**WRITTEN REQUEST**
Update the listing below so that every instance of "Polygon shape" reads "Polygon", leaving all other text unchanged.

**THE DATA**
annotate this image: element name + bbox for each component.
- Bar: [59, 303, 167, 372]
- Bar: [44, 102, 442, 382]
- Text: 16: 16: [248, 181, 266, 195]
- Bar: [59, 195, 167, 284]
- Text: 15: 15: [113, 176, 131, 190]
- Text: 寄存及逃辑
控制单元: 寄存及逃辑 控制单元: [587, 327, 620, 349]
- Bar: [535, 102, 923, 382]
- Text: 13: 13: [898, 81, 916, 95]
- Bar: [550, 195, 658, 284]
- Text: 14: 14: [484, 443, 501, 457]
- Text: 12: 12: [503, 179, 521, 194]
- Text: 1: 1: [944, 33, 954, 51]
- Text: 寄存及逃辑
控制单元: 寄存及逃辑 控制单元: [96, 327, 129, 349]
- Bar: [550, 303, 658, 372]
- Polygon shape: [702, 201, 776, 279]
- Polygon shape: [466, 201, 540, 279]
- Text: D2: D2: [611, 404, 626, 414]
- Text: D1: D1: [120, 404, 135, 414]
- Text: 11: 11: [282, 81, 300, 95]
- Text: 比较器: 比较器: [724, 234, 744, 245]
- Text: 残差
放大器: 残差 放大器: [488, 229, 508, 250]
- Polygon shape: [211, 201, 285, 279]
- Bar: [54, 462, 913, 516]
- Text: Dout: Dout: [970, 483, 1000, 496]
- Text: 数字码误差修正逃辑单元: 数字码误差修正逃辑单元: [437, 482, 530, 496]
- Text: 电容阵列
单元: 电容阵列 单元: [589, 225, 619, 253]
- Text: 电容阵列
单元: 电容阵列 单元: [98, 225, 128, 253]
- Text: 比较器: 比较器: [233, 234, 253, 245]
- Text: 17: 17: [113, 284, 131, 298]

**ANSWER TO THE EXERCISE**
annotate this image: element name + bbox for each component.
- Bar: [59, 303, 167, 372]
- Bar: [44, 102, 442, 382]
- Text: 16: 16: [248, 181, 266, 195]
- Bar: [59, 195, 167, 284]
- Text: 15: 15: [113, 176, 131, 190]
- Text: 寄存及逃辑
控制单元: 寄存及逃辑 控制单元: [587, 327, 620, 349]
- Bar: [535, 102, 923, 382]
- Text: 13: 13: [898, 81, 916, 95]
- Bar: [550, 195, 658, 284]
- Text: 14: 14: [484, 443, 501, 457]
- Text: 12: 12: [503, 179, 521, 194]
- Text: 1: 1: [944, 33, 954, 51]
- Text: 寄存及逃辑
控制单元: 寄存及逃辑 控制单元: [96, 327, 129, 349]
- Bar: [550, 303, 658, 372]
- Polygon: [702, 201, 776, 279]
- Polygon: [466, 201, 540, 279]
- Text: D2: D2: [611, 404, 626, 414]
- Text: D1: D1: [120, 404, 135, 414]
- Text: 11: 11: [282, 81, 300, 95]
- Text: 比较器: 比较器: [724, 234, 744, 245]
- Text: 残差
放大器: 残差 放大器: [488, 229, 508, 250]
- Polygon: [211, 201, 285, 279]
- Bar: [54, 462, 913, 516]
- Text: Dout: Dout: [970, 483, 1000, 496]
- Text: 数字码误差修正逃辑单元: 数字码误差修正逃辑单元: [437, 482, 530, 496]
- Text: 电容阵列
单元: 电容阵列 单元: [589, 225, 619, 253]
- Text: 电容阵列
单元: 电容阵列 单元: [98, 225, 128, 253]
- Text: 比较器: 比较器: [233, 234, 253, 245]
- Text: 17: 17: [113, 284, 131, 298]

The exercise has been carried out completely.